> [PROBLEM TO SOLVE] Return each line of the data below verbatim, without altering, omitting, or reordering anything.

----- INPUT MATERIAL -----

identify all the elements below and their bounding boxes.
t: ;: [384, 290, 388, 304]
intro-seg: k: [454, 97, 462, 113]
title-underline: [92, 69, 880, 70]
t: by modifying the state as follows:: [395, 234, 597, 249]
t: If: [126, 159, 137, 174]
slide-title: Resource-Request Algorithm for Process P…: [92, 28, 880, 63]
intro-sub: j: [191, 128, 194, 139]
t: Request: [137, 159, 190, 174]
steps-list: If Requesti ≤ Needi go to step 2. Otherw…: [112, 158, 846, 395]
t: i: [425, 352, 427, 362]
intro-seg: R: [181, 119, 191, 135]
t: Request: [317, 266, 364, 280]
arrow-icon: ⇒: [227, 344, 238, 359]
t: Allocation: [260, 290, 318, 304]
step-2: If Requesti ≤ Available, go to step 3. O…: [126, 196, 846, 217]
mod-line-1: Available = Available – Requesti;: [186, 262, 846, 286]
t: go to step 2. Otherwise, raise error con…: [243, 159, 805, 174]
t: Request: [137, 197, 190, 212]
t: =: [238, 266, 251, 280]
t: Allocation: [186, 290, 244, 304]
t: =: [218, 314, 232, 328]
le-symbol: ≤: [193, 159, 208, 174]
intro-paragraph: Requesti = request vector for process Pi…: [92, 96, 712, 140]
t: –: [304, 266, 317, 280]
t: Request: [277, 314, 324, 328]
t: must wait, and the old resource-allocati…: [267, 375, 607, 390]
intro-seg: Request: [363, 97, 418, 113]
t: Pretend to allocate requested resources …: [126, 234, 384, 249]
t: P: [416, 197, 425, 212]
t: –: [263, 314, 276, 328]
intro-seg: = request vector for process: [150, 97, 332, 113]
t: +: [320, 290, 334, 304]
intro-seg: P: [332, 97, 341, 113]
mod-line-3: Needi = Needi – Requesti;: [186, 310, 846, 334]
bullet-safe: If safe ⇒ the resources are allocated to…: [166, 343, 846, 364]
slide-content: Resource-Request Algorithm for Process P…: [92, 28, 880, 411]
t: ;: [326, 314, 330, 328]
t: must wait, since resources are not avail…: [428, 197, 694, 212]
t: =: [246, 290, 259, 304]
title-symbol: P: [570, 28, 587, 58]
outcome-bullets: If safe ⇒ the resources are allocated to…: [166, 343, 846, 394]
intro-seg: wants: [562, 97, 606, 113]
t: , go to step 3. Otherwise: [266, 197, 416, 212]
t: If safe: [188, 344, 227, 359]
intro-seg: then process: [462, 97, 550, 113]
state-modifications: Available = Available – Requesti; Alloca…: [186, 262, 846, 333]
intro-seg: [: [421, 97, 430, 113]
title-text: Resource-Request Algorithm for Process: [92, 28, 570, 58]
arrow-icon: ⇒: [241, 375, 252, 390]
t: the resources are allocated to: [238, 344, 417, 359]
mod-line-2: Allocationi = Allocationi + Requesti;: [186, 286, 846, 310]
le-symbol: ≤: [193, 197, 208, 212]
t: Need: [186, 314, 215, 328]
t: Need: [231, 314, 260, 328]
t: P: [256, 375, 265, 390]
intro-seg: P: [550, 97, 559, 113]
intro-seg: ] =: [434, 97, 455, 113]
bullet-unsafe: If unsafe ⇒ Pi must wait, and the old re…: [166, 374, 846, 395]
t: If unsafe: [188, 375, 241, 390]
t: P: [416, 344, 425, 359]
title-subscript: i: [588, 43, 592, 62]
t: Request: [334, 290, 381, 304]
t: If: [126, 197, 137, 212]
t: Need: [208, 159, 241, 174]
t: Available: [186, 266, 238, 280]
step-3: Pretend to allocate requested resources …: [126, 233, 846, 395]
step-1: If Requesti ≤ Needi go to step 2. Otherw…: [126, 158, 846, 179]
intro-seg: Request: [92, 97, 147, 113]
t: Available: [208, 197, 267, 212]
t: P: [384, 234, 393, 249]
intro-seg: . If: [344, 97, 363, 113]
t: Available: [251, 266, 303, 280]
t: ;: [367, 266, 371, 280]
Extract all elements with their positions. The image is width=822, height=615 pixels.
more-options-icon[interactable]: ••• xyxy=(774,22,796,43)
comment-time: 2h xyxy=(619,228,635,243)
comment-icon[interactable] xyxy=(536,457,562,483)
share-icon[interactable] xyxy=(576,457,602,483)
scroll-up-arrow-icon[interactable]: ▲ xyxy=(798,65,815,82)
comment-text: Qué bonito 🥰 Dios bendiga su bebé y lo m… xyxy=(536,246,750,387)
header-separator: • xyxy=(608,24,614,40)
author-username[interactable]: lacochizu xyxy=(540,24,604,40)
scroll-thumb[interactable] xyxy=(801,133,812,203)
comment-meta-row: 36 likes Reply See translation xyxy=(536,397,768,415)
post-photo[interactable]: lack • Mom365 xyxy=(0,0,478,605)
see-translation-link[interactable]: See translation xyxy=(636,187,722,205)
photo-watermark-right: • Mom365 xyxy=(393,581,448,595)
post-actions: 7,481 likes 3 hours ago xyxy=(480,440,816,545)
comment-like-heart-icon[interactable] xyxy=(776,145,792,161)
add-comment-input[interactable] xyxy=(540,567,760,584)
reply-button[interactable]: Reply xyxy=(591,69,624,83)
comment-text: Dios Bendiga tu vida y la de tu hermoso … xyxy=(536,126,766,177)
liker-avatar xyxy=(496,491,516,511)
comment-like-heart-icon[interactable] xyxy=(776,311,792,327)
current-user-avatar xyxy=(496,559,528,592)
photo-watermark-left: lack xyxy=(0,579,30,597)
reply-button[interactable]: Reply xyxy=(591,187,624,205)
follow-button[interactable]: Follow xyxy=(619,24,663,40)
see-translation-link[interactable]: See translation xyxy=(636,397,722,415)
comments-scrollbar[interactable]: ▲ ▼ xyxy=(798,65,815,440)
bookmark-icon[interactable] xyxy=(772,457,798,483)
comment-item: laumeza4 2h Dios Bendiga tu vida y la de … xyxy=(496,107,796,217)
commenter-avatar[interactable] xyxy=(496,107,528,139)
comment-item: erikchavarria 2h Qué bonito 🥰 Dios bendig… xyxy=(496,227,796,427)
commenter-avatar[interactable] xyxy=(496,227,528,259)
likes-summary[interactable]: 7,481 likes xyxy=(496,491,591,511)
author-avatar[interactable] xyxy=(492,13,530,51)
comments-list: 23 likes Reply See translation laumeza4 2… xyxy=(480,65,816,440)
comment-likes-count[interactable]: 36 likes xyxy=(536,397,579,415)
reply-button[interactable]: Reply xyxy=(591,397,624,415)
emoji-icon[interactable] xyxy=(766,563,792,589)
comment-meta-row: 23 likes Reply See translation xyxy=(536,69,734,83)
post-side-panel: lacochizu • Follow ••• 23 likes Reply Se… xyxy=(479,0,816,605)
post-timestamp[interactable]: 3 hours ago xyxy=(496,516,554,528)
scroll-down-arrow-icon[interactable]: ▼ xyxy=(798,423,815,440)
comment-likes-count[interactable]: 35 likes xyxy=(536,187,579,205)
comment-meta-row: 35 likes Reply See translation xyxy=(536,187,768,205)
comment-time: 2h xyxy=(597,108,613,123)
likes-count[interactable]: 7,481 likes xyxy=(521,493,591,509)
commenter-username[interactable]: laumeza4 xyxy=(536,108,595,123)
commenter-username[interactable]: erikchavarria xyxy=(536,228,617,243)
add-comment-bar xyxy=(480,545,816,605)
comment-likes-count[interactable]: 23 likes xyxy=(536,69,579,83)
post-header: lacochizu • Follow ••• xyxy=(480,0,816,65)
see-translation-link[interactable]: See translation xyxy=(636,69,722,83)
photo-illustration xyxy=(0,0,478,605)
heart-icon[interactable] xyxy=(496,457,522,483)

-----

> [FINISHED TASK]
identify all the elements below and their bounding boxes.
t: ;: [384, 290, 388, 304]
intro-seg: k: [454, 97, 462, 113]
title-underline: [92, 69, 880, 70]
t: by modifying the state as follows:: [395, 234, 597, 249]
t: If: [126, 159, 137, 174]
slide-title: Resource-Request Algorithm for Process P…: [92, 28, 880, 63]
intro-sub: j: [191, 128, 194, 139]
t: Request: [137, 159, 190, 174]
steps-list: If Requesti ≤ Needi go to step 2. Otherw…: [112, 158, 846, 395]
t: i: [425, 352, 427, 362]
intro-seg: R: [181, 119, 191, 135]
t: Request: [317, 266, 364, 280]
arrow-icon: ⇒: [227, 344, 238, 359]
t: Allocation: [260, 290, 318, 304]
step-2: If Requesti ≤ Available, go to step 3. O…: [126, 196, 846, 217]
mod-line-1: Available = Available – Requesti;: [186, 262, 846, 286]
t: go to step 2. Otherwise, raise error con…: [243, 159, 805, 174]
t: Request: [137, 197, 190, 212]
t: =: [238, 266, 251, 280]
t: Allocation: [186, 290, 244, 304]
t: =: [218, 314, 232, 328]
le-symbol: ≤: [193, 159, 208, 174]
intro-paragraph: Requesti = request vector for process Pi…: [92, 96, 712, 140]
t: –: [304, 266, 317, 280]
t: Request: [277, 314, 324, 328]
t: must wait, and the old resource-allocati…: [267, 375, 607, 390]
intro-seg: Request: [363, 97, 418, 113]
t: Pretend to allocate requested resources …: [126, 234, 384, 249]
t: P: [416, 197, 425, 212]
t: –: [263, 314, 276, 328]
intro-seg: = request vector for process: [150, 97, 332, 113]
t: +: [320, 290, 334, 304]
intro-seg: P: [332, 97, 341, 113]
mod-line-3: Needi = Needi – Requesti;: [186, 310, 846, 334]
bullet-safe: If safe ⇒ the resources are allocated to…: [166, 343, 846, 364]
slide-content: Resource-Request Algorithm for Process P…: [92, 28, 880, 411]
t: ;: [326, 314, 330, 328]
t: must wait, since resources are not avail…: [428, 197, 694, 212]
t: =: [246, 290, 259, 304]
title-symbol: P: [570, 28, 587, 58]
outcome-bullets: If safe ⇒ the resources are allocated to…: [166, 343, 846, 394]
intro-seg: wants: [562, 97, 606, 113]
t: , go to step 3. Otherwise: [266, 197, 416, 212]
t: If safe: [188, 344, 227, 359]
intro-seg: then process: [462, 97, 550, 113]
state-modifications: Available = Available – Requesti; Alloca…: [186, 262, 846, 333]
intro-seg: [: [421, 97, 430, 113]
title-text: Resource-Request Algorithm for Process: [92, 28, 570, 58]
arrow-icon: ⇒: [241, 375, 252, 390]
t: the resources are allocated to: [238, 344, 417, 359]
mod-line-2: Allocationi = Allocationi + Requesti;: [186, 286, 846, 310]
le-symbol: ≤: [193, 197, 208, 212]
t: Need: [186, 314, 215, 328]
t: Need: [231, 314, 260, 328]
t: P: [256, 375, 265, 390]
intro-seg: P: [550, 97, 559, 113]
intro-seg: ] =: [434, 97, 455, 113]
bullet-unsafe: If unsafe ⇒ Pi must wait, and the old re…: [166, 374, 846, 395]
t: If unsafe: [188, 375, 241, 390]
t: P: [416, 344, 425, 359]
title-subscript: i: [588, 43, 592, 62]
t: Request: [334, 290, 381, 304]
t: If: [126, 197, 137, 212]
t: Need: [208, 159, 241, 174]
t: Available: [186, 266, 238, 280]
step-3: Pretend to allocate requested resources …: [126, 233, 846, 395]
step-1: If Requesti ≤ Needi go to step 2. Otherw…: [126, 158, 846, 179]
intro-seg: Request: [92, 97, 147, 113]
t: Available: [208, 197, 267, 212]
t: P: [384, 234, 393, 249]
intro-seg: . If: [344, 97, 363, 113]
t: Available: [251, 266, 303, 280]
t: ;: [367, 266, 371, 280]
Extract all elements with their positions. The image is width=822, height=615 pixels.
more-options-icon[interactable]: ••• xyxy=(774,22,796,43)
comment-time: 2h xyxy=(619,228,635,243)
comment-icon[interactable] xyxy=(536,457,562,483)
share-icon[interactable] xyxy=(576,457,602,483)
scroll-up-arrow-icon[interactable]: ▲ xyxy=(798,65,815,82)
comment-text: Qué bonito 🥰 Dios bendiga su bebé y lo m… xyxy=(536,246,750,387)
header-separator: • xyxy=(608,24,614,40)
author-username[interactable]: lacochizu xyxy=(540,24,604,40)
scroll-thumb[interactable] xyxy=(801,133,812,203)
comment-meta-row: 36 likes Reply See translation xyxy=(536,397,768,415)
post-photo[interactable]: lack • Mom365 xyxy=(0,0,478,605)
see-translation-link[interactable]: See translation xyxy=(636,187,722,205)
photo-watermark-right: • Mom365 xyxy=(393,581,448,595)
post-actions: 7,481 likes 3 hours ago xyxy=(480,440,816,545)
comment-like-heart-icon[interactable] xyxy=(776,145,792,161)
add-comment-input[interactable] xyxy=(540,567,760,584)
reply-button[interactable]: Reply xyxy=(591,69,624,83)
comment-text: Dios Bendiga tu vida y la de tu hermoso … xyxy=(536,126,766,177)
liker-avatar xyxy=(496,491,516,511)
comment-like-heart-icon[interactable] xyxy=(776,311,792,327)
current-user-avatar xyxy=(496,559,528,592)
photo-watermark-left: lack xyxy=(0,579,30,597)
reply-button[interactable]: Reply xyxy=(591,187,624,205)
follow-button[interactable]: Follow xyxy=(619,24,663,40)
see-translation-link[interactable]: See translation xyxy=(636,397,722,415)
comments-scrollbar[interactable]: ▲ ▼ xyxy=(798,65,815,440)
bookmark-icon[interactable] xyxy=(772,457,798,483)
comment-item: laumeza4 2h Dios Bendiga tu vida y la de … xyxy=(496,107,796,217)
commenter-avatar[interactable] xyxy=(496,107,528,139)
comment-item: erikchavarria 2h Qué bonito 🥰 Dios bendig… xyxy=(496,227,796,427)
commenter-avatar[interactable] xyxy=(496,227,528,259)
likes-summary[interactable]: 7,481 likes xyxy=(496,491,591,511)
author-avatar[interactable] xyxy=(492,13,530,51)
comments-list: 23 likes Reply See translation laumeza4 2… xyxy=(480,65,816,440)
comment-likes-count[interactable]: 36 likes xyxy=(536,397,579,415)
reply-button[interactable]: Reply xyxy=(591,397,624,415)
emoji-icon[interactable] xyxy=(766,563,792,589)
comment-meta-row: 23 likes Reply See translation xyxy=(536,69,734,83)
post-side-panel: lacochizu • Follow ••• 23 likes Reply Se… xyxy=(479,0,816,605)
post-timestamp[interactable]: 3 hours ago xyxy=(496,516,554,528)
scroll-down-arrow-icon[interactable]: ▼ xyxy=(798,423,815,440)
comment-likes-count[interactable]: 35 likes xyxy=(536,187,579,205)
comment-meta-row: 35 likes Reply See translation xyxy=(536,187,768,205)
comment-time: 2h xyxy=(597,108,613,123)
likes-count[interactable]: 7,481 likes xyxy=(521,493,591,509)
commenter-username[interactable]: laumeza4 xyxy=(536,108,595,123)
commenter-username[interactable]: erikchavarria xyxy=(536,228,617,243)
add-comment-bar xyxy=(480,545,816,605)
comment-likes-count[interactable]: 23 likes xyxy=(536,69,579,83)
post-header: lacochizu • Follow ••• xyxy=(480,0,816,65)
see-translation-link[interactable]: See translation xyxy=(636,69,722,83)
photo-illustration xyxy=(0,0,478,605)
heart-icon[interactable] xyxy=(496,457,522,483)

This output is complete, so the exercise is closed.